- Task instructions -
a - In the pancreatic cancer abstract below, why do the authors suggest that retaining SMAD4 may promote metastatic recurrence?
b - Rewrite the paragraph of the pancreatic cancer abstract below that begins "Abstract: SMAD4/DPC4 is one of" as a short bulleted list that keeps its main facts.
c - According to the pancreatic cancer abstract below, how many patients who received surgery for pancreatic cancer were examined?
======== Exercise passage
AB044. P015. Clinicopathological relevance of SMAD4 and RUNX3 in pancreatic cancer

Abstract: SMAD4/DPC4 is one of the “big four” genes, namely, KRAS, SMAD4, CDKN2A, and TP53, that are considered to play primary roles in tumorigenesis and progression of pancreatic cancer. Runt-related transcription factors (RUNX) are important regulators of lineage-specific gene expression in developmental pathways. RUNX3 was initially found to be a neurogenic TrkC neuron-specific transcription factor and also has critical functions in lineage specification and homeostasis of CD8-lineage T lymphocytes. Besides, RUNX3 functions as a tumor suppressor in some kinds of cancers through TGF-beta, Wnt, and other signaling pathways. A published report has indicated that RUNX3 and SMAD4 coordinately regulate the balance between cancer cell proliferation and dissemination in genetically engineered mouse models. We examined the relevance of genetic and expression state of SMAD4 and RUNX3 as well as KRAS in clinicopathological features of 104 patients who received surgery for pancreatic cancer. We found that retain of the expression of SMAD4 in primary pancreatic cancer tissues was significantly associated with their metastatic recurrences. Moreover, the diffuse expression of RUNX3 and loss of SMAD4 was significantly associated although the association between RUNX3 and SMAD4 did not show any specific association with clinicopathological features. These results suggest that retain of SMAD4 may promote the metastatic recurrence in pancreatic cancer. Although there may be some specific associations between RUNX3 and SMAD4, we could not find any relevant association of them with clinicopathological features of pancreatic cancer.
================
======== Source information
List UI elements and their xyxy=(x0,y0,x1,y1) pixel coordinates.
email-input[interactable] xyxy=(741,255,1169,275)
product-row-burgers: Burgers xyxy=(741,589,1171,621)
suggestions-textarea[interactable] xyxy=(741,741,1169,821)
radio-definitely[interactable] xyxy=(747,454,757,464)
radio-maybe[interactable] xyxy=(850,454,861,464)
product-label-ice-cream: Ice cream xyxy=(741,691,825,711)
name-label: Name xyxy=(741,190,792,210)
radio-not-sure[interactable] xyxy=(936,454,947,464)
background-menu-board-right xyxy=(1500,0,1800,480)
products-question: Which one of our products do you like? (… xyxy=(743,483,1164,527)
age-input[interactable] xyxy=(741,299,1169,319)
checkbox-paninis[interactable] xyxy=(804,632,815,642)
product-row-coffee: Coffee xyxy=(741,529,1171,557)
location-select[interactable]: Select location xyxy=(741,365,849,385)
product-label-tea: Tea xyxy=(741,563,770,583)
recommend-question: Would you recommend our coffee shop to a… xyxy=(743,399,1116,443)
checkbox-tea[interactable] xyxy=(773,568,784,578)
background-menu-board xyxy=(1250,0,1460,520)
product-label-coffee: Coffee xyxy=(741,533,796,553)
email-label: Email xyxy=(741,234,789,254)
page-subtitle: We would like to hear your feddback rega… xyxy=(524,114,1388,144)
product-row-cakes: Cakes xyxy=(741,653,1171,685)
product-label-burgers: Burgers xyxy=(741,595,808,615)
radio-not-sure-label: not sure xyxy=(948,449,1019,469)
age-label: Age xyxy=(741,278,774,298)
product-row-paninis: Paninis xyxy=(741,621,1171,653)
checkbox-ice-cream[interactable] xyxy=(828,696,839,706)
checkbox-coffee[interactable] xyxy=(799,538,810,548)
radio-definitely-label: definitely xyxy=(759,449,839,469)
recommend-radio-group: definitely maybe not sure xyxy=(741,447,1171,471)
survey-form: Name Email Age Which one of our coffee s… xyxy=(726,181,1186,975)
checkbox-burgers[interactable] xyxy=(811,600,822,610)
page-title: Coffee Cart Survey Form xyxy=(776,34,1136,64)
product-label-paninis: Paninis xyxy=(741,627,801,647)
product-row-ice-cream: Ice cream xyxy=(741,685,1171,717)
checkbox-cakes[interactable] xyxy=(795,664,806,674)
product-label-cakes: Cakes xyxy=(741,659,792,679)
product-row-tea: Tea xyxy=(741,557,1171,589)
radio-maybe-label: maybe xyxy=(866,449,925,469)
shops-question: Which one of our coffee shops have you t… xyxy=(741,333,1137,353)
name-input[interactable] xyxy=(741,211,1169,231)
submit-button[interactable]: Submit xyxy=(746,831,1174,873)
================
- Answers to the problems -
a - In the primary pancreatic cancer tissues they examined, retained SMAD4 expression was significantly associated with metastatic recurrence.

b -
- SMAD4/DPC4 is one of the "big four" genes (KRAS, SMAD4, CDKN2A, TP53) considered to play primary roles in the tumorigenesis and progression of pancreatic cancer.
- RUNX transcription factors regulate lineage-specific gene expression in developmental pathways.
- RUNX3 was first found to be a TrkC neuron-specific transcription factor. It is also critical to the lineage specification and homeostasis of CD8-lineage T lymphocytes.
- RUNX3 acts as a tumor suppressor in some cancers through TGF-beta, Wnt and other signaling pathways.
- A published report in genetically engineered mouse models indicated that RUNX3 and SMAD4 coordinately regulate the balance between cancer cell proliferation and dissemination.
- The study examined how the genetic and expression states of SMAD4, RUNX3 and KRAS relate to clinicopathological features in 104 patients who had surgery for pancreatic cancer.
- Retained SMAD4 expression in primary tumor tissues was significantly associated with metastatic recurrence.
- Diffuse RUNX3 expression was significantly associated with SMAD4 loss. However, their association showed no specific link to clinicopathological features.
- Conclusion: retained SMAD4 may promote metastatic recurrence. No relevant association of RUNX3 and SMAD4 with clinicopathological features was found.

c - 104 patients.